• **GIVEN PROBLEM**: Look through the listing for the word "screenshot". Copy each line that has it.
+++ MATERIAL PROVIDED
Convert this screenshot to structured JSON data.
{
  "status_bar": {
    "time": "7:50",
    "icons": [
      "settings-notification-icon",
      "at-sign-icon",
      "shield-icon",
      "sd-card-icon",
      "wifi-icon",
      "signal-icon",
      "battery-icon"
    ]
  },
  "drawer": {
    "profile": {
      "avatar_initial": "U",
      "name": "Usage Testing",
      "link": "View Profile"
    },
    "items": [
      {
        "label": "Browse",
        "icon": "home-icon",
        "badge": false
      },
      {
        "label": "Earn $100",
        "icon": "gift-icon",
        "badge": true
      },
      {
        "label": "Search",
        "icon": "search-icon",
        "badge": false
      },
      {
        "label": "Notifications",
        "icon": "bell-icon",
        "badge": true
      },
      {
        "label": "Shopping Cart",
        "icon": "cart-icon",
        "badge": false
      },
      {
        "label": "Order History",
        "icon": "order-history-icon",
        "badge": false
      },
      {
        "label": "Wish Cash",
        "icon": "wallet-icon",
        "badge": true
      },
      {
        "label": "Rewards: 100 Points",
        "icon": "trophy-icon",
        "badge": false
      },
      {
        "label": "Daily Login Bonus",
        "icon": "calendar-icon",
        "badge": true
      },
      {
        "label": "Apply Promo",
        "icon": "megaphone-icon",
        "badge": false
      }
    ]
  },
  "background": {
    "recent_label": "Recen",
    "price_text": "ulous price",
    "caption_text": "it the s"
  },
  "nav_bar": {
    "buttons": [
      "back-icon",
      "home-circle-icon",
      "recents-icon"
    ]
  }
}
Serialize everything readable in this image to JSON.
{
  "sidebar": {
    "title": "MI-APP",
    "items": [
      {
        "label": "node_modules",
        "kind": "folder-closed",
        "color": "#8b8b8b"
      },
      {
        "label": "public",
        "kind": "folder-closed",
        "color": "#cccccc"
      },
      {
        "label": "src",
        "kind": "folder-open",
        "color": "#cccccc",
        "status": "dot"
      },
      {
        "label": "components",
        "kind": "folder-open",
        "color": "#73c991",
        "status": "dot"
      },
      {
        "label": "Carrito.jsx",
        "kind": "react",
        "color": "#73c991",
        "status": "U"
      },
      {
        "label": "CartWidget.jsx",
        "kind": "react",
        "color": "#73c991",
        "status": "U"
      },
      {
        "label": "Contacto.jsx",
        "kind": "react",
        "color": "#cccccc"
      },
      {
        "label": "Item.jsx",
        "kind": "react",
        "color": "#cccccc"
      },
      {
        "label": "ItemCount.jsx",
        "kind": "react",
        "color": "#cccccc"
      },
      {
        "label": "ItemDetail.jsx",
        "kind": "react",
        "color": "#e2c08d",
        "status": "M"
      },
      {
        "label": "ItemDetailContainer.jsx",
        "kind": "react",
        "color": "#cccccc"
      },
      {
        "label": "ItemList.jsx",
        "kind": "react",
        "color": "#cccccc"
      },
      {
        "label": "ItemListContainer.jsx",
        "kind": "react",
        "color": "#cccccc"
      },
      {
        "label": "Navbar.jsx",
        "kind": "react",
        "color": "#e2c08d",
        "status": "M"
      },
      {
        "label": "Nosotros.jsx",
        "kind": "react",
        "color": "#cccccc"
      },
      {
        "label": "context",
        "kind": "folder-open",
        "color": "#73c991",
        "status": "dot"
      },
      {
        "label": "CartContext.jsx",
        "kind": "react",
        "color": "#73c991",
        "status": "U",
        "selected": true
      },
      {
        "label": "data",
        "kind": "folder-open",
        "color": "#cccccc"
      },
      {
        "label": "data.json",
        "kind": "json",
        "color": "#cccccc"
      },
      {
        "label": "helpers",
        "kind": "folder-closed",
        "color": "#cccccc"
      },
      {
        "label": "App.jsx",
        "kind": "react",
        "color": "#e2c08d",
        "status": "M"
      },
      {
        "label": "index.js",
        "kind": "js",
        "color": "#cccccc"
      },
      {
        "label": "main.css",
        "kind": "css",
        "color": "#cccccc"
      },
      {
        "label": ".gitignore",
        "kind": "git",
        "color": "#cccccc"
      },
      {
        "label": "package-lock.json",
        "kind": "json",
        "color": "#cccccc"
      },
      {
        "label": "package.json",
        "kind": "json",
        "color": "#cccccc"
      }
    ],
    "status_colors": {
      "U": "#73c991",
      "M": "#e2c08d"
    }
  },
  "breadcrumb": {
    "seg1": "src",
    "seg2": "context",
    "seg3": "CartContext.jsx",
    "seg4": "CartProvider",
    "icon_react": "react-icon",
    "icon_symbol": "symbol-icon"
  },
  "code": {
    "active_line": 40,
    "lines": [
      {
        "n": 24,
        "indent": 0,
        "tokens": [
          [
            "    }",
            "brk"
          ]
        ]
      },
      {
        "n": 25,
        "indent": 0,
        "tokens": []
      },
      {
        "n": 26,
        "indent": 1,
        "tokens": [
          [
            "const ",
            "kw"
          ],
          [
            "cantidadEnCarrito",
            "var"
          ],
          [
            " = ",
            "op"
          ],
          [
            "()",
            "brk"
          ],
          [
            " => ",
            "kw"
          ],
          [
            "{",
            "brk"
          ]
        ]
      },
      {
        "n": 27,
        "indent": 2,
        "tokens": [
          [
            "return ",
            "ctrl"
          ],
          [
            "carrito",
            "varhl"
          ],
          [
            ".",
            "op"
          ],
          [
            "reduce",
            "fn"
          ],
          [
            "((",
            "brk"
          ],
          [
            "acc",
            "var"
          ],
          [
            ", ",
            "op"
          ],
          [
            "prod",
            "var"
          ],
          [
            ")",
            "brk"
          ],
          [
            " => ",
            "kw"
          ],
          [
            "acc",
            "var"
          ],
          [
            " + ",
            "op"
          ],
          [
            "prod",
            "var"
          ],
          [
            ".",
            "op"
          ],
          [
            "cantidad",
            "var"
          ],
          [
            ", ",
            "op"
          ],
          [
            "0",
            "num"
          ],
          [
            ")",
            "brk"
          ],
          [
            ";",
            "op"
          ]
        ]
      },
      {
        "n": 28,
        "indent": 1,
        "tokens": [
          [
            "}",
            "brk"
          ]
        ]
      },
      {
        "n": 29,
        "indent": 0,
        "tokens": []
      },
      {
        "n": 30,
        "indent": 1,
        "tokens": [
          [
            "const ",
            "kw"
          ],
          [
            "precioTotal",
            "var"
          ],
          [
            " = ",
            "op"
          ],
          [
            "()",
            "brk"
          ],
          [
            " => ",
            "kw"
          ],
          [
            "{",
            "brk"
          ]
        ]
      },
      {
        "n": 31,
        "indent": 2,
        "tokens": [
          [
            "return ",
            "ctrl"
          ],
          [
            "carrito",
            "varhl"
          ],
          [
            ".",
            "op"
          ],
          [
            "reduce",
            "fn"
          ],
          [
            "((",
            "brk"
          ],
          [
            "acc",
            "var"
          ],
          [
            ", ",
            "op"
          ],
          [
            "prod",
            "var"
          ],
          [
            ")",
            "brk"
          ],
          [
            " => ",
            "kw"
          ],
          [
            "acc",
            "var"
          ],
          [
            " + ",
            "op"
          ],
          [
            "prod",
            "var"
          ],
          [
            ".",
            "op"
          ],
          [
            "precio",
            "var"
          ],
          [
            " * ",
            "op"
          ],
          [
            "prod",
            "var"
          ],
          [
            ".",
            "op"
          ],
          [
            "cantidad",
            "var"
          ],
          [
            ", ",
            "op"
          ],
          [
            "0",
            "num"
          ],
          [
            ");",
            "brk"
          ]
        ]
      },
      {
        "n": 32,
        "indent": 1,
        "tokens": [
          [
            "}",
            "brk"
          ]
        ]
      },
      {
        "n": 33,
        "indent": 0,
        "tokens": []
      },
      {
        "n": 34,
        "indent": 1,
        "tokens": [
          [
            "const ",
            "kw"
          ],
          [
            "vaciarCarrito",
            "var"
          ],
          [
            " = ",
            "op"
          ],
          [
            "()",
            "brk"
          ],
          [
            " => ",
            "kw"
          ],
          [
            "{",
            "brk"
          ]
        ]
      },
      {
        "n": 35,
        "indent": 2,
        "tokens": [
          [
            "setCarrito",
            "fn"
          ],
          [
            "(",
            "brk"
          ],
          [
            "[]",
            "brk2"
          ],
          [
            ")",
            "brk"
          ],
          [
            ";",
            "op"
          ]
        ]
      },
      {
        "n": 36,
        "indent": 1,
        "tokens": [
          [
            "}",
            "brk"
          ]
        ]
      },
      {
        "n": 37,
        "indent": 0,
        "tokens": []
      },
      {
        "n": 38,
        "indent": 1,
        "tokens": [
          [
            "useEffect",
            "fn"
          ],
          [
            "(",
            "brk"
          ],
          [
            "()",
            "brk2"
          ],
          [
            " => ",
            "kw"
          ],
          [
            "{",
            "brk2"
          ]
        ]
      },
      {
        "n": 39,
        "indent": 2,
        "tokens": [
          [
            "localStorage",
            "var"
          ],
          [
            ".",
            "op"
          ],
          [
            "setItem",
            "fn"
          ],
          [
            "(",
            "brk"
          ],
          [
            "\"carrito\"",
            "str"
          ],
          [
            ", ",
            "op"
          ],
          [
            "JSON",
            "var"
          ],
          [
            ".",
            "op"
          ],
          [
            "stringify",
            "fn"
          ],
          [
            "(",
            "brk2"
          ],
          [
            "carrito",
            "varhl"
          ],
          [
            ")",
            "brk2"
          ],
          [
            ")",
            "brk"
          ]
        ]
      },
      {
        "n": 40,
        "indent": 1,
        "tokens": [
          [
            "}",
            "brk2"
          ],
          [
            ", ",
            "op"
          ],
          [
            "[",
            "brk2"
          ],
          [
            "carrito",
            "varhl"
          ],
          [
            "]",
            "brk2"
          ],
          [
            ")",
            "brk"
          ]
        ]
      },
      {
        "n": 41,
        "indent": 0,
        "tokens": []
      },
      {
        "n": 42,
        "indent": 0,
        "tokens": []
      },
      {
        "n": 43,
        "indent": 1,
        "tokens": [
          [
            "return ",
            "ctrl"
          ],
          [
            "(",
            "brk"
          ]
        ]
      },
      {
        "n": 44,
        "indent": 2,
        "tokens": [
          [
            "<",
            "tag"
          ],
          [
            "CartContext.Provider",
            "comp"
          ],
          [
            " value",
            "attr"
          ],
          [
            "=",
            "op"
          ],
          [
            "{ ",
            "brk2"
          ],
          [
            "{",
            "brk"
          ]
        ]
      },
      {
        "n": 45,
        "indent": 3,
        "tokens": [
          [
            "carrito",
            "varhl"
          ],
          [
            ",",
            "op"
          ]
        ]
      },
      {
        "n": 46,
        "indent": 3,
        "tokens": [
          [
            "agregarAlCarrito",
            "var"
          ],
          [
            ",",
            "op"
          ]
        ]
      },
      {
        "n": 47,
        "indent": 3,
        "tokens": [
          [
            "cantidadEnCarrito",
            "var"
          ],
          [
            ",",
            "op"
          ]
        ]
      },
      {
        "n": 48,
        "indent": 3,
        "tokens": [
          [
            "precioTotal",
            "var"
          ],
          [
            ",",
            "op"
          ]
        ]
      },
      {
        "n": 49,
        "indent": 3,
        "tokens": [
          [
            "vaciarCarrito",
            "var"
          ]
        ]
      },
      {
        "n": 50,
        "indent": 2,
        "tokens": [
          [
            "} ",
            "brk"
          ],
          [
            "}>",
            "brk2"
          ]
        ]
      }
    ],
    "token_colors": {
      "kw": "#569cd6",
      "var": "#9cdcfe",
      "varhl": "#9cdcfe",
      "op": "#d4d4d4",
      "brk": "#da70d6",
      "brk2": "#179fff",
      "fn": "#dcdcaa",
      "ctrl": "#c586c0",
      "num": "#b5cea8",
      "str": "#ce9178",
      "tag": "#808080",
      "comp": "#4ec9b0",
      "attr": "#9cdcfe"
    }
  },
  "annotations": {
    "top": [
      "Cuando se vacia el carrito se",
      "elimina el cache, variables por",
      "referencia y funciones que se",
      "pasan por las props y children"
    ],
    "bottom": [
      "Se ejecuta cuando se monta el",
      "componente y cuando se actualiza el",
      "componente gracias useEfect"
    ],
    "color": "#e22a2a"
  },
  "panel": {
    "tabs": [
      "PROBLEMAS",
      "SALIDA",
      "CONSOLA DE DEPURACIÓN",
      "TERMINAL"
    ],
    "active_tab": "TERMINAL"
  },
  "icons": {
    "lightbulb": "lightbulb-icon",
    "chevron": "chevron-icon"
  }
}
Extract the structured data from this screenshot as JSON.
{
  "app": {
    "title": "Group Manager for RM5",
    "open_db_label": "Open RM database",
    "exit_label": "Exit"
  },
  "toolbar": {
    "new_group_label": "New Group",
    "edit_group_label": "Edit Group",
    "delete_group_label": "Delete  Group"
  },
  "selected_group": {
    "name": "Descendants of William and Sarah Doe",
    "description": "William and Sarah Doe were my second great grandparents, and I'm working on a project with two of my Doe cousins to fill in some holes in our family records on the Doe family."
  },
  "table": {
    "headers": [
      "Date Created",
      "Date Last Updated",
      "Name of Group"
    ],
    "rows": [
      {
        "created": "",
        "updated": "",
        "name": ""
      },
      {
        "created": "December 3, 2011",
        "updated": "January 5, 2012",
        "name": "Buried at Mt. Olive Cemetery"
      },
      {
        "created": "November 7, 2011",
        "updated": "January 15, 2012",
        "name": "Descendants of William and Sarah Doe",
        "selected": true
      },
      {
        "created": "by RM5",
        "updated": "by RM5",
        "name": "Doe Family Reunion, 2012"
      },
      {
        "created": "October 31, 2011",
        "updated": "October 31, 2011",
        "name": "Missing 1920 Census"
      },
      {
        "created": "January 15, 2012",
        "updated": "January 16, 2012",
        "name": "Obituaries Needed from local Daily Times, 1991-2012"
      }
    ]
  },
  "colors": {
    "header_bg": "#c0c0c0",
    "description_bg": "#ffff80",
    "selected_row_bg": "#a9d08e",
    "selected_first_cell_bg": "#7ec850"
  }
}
++++++
• **COMPLETED TASK**:
Convert this screenshot to structured JSON data.
Extract the structured data from this screenshot as JSON.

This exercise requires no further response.